▶ **What to do**
Show every line where "下列说法正确的是" occurs.

Extracted data entries
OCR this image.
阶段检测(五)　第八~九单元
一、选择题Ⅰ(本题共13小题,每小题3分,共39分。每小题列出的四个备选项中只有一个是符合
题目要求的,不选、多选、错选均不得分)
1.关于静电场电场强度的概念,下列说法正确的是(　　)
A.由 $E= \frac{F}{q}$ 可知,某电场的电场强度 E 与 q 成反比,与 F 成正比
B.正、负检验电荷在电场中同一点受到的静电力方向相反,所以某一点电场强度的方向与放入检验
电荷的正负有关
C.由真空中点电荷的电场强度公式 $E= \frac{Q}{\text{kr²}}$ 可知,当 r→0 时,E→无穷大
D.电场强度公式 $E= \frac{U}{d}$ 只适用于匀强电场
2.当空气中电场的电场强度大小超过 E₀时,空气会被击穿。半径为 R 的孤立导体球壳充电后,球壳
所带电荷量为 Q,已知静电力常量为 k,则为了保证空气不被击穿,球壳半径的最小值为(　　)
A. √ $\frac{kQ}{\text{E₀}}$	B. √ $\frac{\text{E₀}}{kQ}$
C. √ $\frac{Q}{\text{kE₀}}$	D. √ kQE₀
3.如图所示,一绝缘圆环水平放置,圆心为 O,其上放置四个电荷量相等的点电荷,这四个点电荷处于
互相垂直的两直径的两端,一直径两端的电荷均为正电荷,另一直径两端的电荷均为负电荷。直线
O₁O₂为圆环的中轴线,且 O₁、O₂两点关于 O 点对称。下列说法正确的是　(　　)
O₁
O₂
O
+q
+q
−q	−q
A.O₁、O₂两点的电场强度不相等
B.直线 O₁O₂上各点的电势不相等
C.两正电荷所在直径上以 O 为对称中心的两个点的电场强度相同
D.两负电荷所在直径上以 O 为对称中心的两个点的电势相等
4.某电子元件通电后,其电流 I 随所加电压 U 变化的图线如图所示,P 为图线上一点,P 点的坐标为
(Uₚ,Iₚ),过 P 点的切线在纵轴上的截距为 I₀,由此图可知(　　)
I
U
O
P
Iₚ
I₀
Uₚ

▶ **Finished answer**
1.关于静电场电场强度的概念,下列说法正确的是(　　)
O₁O₂为圆环的中轴线,且 O₁、O₂两点关于 O 点对称。下列说法正确的是　(　　)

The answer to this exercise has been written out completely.